Start of EXERCISE INPUTS

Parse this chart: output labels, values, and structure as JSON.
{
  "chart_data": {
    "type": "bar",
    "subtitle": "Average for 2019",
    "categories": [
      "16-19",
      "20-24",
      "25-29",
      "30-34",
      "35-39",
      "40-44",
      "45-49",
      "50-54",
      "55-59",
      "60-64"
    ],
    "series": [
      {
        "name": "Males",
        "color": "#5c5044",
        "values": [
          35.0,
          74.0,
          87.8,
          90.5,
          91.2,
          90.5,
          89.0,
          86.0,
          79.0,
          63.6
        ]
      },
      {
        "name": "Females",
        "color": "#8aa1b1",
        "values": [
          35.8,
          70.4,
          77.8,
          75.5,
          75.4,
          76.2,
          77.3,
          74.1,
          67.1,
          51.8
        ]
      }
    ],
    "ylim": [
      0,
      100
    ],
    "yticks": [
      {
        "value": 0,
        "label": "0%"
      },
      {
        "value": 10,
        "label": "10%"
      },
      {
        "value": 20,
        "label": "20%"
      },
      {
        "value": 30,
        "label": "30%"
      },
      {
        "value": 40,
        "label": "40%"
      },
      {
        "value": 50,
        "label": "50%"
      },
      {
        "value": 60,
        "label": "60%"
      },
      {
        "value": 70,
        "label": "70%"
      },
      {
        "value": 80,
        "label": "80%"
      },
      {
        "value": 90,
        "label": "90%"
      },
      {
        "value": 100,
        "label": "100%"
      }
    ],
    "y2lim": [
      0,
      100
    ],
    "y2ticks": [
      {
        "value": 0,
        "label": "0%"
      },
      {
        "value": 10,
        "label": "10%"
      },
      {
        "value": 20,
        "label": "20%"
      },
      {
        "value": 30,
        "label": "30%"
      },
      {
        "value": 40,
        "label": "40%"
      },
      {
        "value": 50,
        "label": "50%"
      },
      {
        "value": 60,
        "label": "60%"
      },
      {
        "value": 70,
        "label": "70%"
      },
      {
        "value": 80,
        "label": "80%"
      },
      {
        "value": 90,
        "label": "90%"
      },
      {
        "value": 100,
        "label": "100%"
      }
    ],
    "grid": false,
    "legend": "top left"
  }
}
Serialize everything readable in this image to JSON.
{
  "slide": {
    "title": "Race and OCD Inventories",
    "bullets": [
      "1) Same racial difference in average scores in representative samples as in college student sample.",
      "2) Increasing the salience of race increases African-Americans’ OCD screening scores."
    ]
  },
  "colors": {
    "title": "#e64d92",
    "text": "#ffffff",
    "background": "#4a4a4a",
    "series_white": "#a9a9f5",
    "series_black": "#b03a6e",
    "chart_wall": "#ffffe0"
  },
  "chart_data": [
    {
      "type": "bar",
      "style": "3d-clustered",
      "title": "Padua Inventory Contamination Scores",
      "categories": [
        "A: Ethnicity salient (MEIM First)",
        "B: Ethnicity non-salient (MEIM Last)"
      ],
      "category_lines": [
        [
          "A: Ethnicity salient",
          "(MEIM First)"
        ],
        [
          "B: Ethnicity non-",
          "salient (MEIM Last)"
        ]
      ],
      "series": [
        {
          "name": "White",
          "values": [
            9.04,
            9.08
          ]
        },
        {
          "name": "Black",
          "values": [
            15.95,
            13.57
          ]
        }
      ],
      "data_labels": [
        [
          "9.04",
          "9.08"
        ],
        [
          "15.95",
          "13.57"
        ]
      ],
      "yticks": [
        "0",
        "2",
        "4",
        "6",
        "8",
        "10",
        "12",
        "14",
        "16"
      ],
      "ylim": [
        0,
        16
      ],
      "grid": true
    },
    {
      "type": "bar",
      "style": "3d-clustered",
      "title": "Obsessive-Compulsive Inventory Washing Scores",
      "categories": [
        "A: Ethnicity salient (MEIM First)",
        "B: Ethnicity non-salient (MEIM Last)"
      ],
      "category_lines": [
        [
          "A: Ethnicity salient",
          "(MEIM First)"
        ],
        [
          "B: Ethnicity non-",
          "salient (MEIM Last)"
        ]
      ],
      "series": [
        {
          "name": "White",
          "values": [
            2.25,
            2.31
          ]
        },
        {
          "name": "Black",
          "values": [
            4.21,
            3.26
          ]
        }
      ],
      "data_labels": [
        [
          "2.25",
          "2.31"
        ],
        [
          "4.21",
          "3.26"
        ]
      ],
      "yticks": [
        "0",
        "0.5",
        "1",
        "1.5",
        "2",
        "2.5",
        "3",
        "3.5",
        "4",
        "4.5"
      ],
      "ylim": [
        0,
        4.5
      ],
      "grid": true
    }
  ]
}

End of EXERCISE INPUTS

*YOUR GOAL*.
Write out every line of the material again, exactly as it reads.

*SOLUTION*.
Parse this chart: output labels, values, and structure as JSON.
{
  "chart_data": {
    "type": "bar",
    "subtitle": "Average for 2019",
    "categories": [
      "16-19",
      "20-24",
      "25-29",
      "30-34",
      "35-39",
      "40-44",
      "45-49",
      "50-54",
      "55-59",
      "60-64"
    ],
    "series": [
      {
        "name": "Males",
        "color": "#5c5044",
        "values": [
          35.0,
          74.0,
          87.8,
          90.5,
          91.2,
          90.5,
          89.0,
          86.0,
          79.0,
          63.6
        ]
      },
      {
        "name": "Females",
        "color": "#8aa1b1",
        "values": [
          35.8,
          70.4,
          77.8,
          75.5,
          75.4,
          76.2,
          77.3,
          74.1,
          67.1,
          51.8
        ]
      }
    ],
    "ylim": [
      0,
      100
    ],
    "yticks": [
      {
        "value": 0,
        "label": "0%"
      },
      {
        "value": 10,
        "label": "10%"
      },
      {
        "value": 20,
        "label": "20%"
      },
      {
        "value": 30,
        "label": "30%"
      },
      {
        "value": 40,
        "label": "40%"
      },
      {
        "value": 50,
        "label": "50%"
      },
      {
        "value": 60,
        "label": "60%"
      },
      {
        "value": 70,
        "label": "70%"
      },
      {
        "value": 80,
        "label": "80%"
      },
      {
        "value": 90,
        "label": "90%"
      },
      {
        "value": 100,
        "label": "100%"
      }
    ],
    "y2lim": [
      0,
      100
    ],
    "y2ticks": [
      {
        "value": 0,
        "label": "0%"
      },
      {
        "value": 10,
        "label": "10%"
      },
      {
        "value": 20,
        "label": "20%"
      },
      {
        "value": 30,
        "label": "30%"
      },
      {
        "value": 40,
        "label": "40%"
      },
      {
        "value": 50,
        "label": "50%"
      },
      {
        "value": 60,
        "label": "60%"
      },
      {
        "value": 70,
        "label": "70%"
      },
      {
        "value": 80,
        "label": "80%"
      },
      {
        "value": 90,
        "label": "90%"
      },
      {
        "value": 100,
        "label": "100%"
      }
    ],
    "grid": false,
    "legend": "top left"
  }
}
Serialize everything readable in this image to JSON.
{
  "slide": {
    "title": "Race and OCD Inventories",
    "bullets": [
      "1) Same racial difference in average scores in representative samples as in college student sample.",
      "2) Increasing the salience of race increases African-Americans’ OCD screening scores."
    ]
  },
  "colors": {
    "title": "#e64d92",
    "text": "#ffffff",
    "background": "#4a4a4a",
    "series_white": "#a9a9f5",
    "series_black": "#b03a6e",
    "chart_wall": "#ffffe0"
  },
  "chart_data": [
    {
      "type": "bar",
      "style": "3d-clustered",
      "title": "Padua Inventory Contamination Scores",
      "categories": [
        "A: Ethnicity salient (MEIM First)",
        "B: Ethnicity non-salient (MEIM Last)"
      ],
      "category_lines": [
        [
          "A: Ethnicity salient",
          "(MEIM First)"
        ],
        [
          "B: Ethnicity non-",
          "salient (MEIM Last)"
        ]
      ],
      "series": [
        {
          "name": "White",
          "values": [
            9.04,
            9.08
          ]
        },
        {
          "name": "Black",
          "values": [
            15.95,
            13.57
          ]
        }
      ],
      "data_labels": [
        [
          "9.04",
          "9.08"
        ],
        [
          "15.95",
          "13.57"
        ]
      ],
      "yticks": [
        "0",
        "2",
        "4",
        "6",
        "8",
        "10",
        "12",
        "14",
        "16"
      ],
      "ylim": [
        0,
        16
      ],
      "grid": true
    },
    {
      "type": "bar",
      "style": "3d-clustered",
      "title": "Obsessive-Compulsive Inventory Washing Scores",
      "categories": [
        "A: Ethnicity salient (MEIM First)",
        "B: Ethnicity non-salient (MEIM Last)"
      ],
      "category_lines": [
        [
          "A: Ethnicity salient",
          "(MEIM First)"
        ],
        [
          "B: Ethnicity non-",
          "salient (MEIM Last)"
        ]
      ],
      "series": [
        {
          "name": "White",
          "values": [
            2.25,
            2.31
          ]
        },
        {
          "name": "Black",
          "values": [
            4.21,
            3.26
          ]
        }
      ],
      "data_labels": [
        [
          "2.25",
          "2.31"
        ],
        [
          "4.21",
          "3.26"
        ]
      ],
      "yticks": [
        "0",
        "0.5",
        "1",
        "1.5",
        "2",
        "2.5",
        "3",
        "3.5",
        "4",
        "4.5"
      ],
      "ylim": [
        0,
        4.5
      ],
      "grid": true
    }
  ]
}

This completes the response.